_THE PROBLEM_:
All of the data below should be written out exactly.

(Source records)
########################################

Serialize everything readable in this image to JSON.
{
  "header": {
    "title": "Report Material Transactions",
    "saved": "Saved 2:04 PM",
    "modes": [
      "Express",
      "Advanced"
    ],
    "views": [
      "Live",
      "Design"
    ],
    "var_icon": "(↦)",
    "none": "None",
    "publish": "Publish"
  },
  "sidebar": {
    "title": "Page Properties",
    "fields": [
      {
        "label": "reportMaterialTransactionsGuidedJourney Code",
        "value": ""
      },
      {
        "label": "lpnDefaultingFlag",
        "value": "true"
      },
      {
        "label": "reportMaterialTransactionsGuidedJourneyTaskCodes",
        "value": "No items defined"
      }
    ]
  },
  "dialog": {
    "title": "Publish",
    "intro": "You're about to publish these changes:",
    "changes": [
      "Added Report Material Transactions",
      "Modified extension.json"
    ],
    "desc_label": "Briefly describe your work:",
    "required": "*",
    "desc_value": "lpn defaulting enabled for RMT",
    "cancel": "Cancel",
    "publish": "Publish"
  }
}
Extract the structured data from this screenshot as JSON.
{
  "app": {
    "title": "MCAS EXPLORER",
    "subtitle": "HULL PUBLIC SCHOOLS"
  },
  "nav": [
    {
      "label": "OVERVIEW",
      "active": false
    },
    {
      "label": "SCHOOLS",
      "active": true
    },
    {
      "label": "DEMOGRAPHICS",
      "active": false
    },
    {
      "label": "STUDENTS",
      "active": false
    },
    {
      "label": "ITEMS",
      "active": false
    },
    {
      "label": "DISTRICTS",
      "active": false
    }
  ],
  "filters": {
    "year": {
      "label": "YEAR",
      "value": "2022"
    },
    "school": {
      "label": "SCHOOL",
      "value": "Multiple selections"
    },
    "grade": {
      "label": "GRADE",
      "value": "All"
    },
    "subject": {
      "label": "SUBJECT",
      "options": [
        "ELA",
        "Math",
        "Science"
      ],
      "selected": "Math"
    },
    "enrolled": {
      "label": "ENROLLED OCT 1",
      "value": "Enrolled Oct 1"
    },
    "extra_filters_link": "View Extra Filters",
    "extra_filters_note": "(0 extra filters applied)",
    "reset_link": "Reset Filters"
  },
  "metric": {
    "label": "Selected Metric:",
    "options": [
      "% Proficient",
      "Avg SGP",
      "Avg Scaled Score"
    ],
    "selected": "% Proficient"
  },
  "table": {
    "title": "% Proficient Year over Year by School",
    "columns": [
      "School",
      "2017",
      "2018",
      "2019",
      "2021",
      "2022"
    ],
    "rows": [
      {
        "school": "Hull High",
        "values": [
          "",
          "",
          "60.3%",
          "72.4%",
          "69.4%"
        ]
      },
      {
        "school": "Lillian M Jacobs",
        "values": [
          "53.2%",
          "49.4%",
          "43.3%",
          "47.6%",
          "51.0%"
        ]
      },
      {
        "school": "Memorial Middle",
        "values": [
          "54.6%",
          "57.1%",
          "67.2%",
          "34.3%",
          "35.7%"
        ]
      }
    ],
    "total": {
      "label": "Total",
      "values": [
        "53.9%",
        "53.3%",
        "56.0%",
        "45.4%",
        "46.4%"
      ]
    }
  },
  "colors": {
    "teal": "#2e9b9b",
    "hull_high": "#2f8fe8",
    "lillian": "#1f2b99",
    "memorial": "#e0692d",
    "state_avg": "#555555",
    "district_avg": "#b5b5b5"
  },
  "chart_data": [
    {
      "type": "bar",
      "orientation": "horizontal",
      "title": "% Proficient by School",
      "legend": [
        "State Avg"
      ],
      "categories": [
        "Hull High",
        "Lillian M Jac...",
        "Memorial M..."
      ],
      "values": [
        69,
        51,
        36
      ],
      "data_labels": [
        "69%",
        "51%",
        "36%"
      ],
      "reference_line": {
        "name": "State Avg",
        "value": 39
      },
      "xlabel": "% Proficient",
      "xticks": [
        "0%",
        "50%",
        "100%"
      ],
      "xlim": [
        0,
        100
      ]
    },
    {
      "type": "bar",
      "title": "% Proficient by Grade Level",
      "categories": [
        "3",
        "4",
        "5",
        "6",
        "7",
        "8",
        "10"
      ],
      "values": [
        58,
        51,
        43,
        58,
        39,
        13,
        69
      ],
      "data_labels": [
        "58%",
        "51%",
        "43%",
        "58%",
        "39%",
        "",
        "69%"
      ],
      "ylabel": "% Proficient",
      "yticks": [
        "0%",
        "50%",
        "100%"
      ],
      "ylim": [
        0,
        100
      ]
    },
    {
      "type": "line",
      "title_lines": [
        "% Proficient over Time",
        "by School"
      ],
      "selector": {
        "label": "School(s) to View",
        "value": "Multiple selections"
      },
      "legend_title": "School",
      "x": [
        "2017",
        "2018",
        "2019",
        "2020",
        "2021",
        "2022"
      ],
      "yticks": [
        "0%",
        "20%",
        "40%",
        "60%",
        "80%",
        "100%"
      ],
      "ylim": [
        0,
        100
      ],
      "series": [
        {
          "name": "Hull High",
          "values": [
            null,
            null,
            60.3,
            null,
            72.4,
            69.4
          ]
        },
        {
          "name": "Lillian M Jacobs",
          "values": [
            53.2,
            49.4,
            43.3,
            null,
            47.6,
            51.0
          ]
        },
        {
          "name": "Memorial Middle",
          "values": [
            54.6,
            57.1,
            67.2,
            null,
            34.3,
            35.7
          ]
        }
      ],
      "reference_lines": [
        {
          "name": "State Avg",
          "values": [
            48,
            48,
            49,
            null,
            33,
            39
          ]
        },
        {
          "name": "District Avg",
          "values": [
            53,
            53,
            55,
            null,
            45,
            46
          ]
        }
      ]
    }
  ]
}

########################################

_CORRECT OUTPUT_:
Serialize everything readable in this image to JSON.
{
  "header": {
    "title": "Report Material Transactions",
    "saved": "Saved 2:04 PM",
    "modes": [
      "Express",
      "Advanced"
    ],
    "views": [
      "Live",
      "Design"
    ],
    "var_icon": "(↦)",
    "none": "None",
    "publish": "Publish"
  },
  "sidebar": {
    "title": "Page Properties",
    "fields": [
      {
        "label": "reportMaterialTransactionsGuidedJourney Code",
        "value": ""
      },
      {
        "label": "lpnDefaultingFlag",
        "value": "true"
      },
      {
        "label": "reportMaterialTransactionsGuidedJourneyTaskCodes",
        "value": "No items defined"
      }
    ]
  },
  "dialog": {
    "title": "Publish",
    "intro": "You're about to publish these changes:",
    "changes": [
      "Added Report Material Transactions",
      "Modified extension.json"
    ],
    "desc_label": "Briefly describe your work:",
    "required": "*",
    "desc_value": "lpn defaulting enabled for RMT",
    "cancel": "Cancel",
    "publish": "Publish"
  }
}
Extract the structured data from this screenshot as JSON.
{
  "app": {
    "title": "MCAS EXPLORER",
    "subtitle": "HULL PUBLIC SCHOOLS"
  },
  "nav": [
    {
      "label": "OVERVIEW",
      "active": false
    },
    {
      "label": "SCHOOLS",
      "active": true
    },
    {
      "label": "DEMOGRAPHICS",
      "active": false
    },
    {
      "label": "STUDENTS",
      "active": false
    },
    {
      "label": "ITEMS",
      "active": false
    },
    {
      "label": "DISTRICTS",
      "active": false
    }
  ],
  "filters": {
    "year": {
      "label": "YEAR",
      "value": "2022"
    },
    "school": {
      "label": "SCHOOL",
      "value": "Multiple selections"
    },
    "grade": {
      "label": "GRADE",
      "value": "All"
    },
    "subject": {
      "label": "SUBJECT",
      "options": [
        "ELA",
        "Math",
        "Science"
      ],
      "selected": "Math"
    },
    "enrolled": {
      "label": "ENROLLED OCT 1",
      "value": "Enrolled Oct 1"
    },
    "extra_filters_link": "View Extra Filters",
    "extra_filters_note": "(0 extra filters applied)",
    "reset_link": "Reset Filters"
  },
  "metric": {
    "label": "Selected Metric:",
    "options": [
      "% Proficient",
      "Avg SGP",
      "Avg Scaled Score"
    ],
    "selected": "% Proficient"
  },
  "table": {
    "title": "% Proficient Year over Year by School",
    "columns": [
      "School",
      "2017",
      "2018",
      "2019",
      "2021",
      "2022"
    ],
    "rows": [
      {
        "school": "Hull High",
        "values": [
          "",
          "",
          "60.3%",
          "72.4%",
          "69.4%"
        ]
      },
      {
        "school": "Lillian M Jacobs",
        "values": [
          "53.2%",
          "49.4%",
          "43.3%",
          "47.6%",
          "51.0%"
        ]
      },
      {
        "school": "Memorial Middle",
        "values": [
          "54.6%",
          "57.1%",
          "67.2%",
          "34.3%",
          "35.7%"
        ]
      }
    ],
    "total": {
      "label": "Total",
      "values": [
        "53.9%",
        "53.3%",
        "56.0%",
        "45.4%",
        "46.4%"
      ]
    }
  },
  "colors": {
    "teal": "#2e9b9b",
    "hull_high": "#2f8fe8",
    "lillian": "#1f2b99",
    "memorial": "#e0692d",
    "state_avg": "#555555",
    "district_avg": "#b5b5b5"
  },
  "chart_data": [
    {
      "type": "bar",
      "orientation": "horizontal",
      "title": "% Proficient by School",
      "legend": [
        "State Avg"
      ],
      "categories": [
        "Hull High",
        "Lillian M Jac...",
        "Memorial M..."
      ],
      "values": [
        69,
        51,
        36
      ],
      "data_labels": [
        "69%",
        "51%",
        "36%"
      ],
      "reference_line": {
        "name": "State Avg",
        "value": 39
      },
      "xlabel": "% Proficient",
      "xticks": [
        "0%",
        "50%",
        "100%"
      ],
      "xlim": [
        0,
        100
      ]
    },
    {
      "type": "bar",
      "title": "% Proficient by Grade Level",
      "categories": [
        "3",
        "4",
        "5",
        "6",
        "7",
        "8",
        "10"
      ],
      "values": [
        58,
        51,
        43,
        58,
        39,
        13,
        69
      ],
      "data_labels": [
        "58%",
        "51%",
        "43%",
        "58%",
        "39%",
        "",
        "69%"
      ],
      "ylabel": "% Proficient",
      "yticks": [
        "0%",
        "50%",
        "100%"
      ],
      "ylim": [
        0,
        100
      ]
    },
    {
      "type": "line",
      "title_lines": [
        "% Proficient over Time",
        "by School"
      ],
      "selector": {
        "label": "School(s) to View",
        "value": "Multiple selections"
      },
      "legend_title": "School",
      "x": [
        "2017",
        "2018",
        "2019",
        "2020",
        "2021",
        "2022"
      ],
      "yticks": [
        "0%",
        "20%",
        "40%",
        "60%",
        "80%",
        "100%"
      ],
      "ylim": [
        0,
        100
      ],
      "series": [
        {
          "name": "Hull High",
          "values": [
            null,
            null,
            60.3,
            null,
            72.4,
            69.4
          ]
        },
        {
          "name": "Lillian M Jacobs",
          "values": [
            53.2,
            49.4,
            43.3,
            null,
            47.6,
            51.0
          ]
        },
        {
          "name": "Memorial Middle",
          "values": [
            54.6,
            57.1,
            67.2,
            null,
            34.3,
            35.7
          ]
        }
      ],
      "reference_lines": [
        {
          "name": "State Avg",
          "values": [
            48,
            48,
            49,
            null,
            33,
            39
          ]
        },
        {
          "name": "District Avg",
          "values": [
            53,
            53,
            55,
            null,
            45,
            46
          ]
        }
      ]
    }
  ]
}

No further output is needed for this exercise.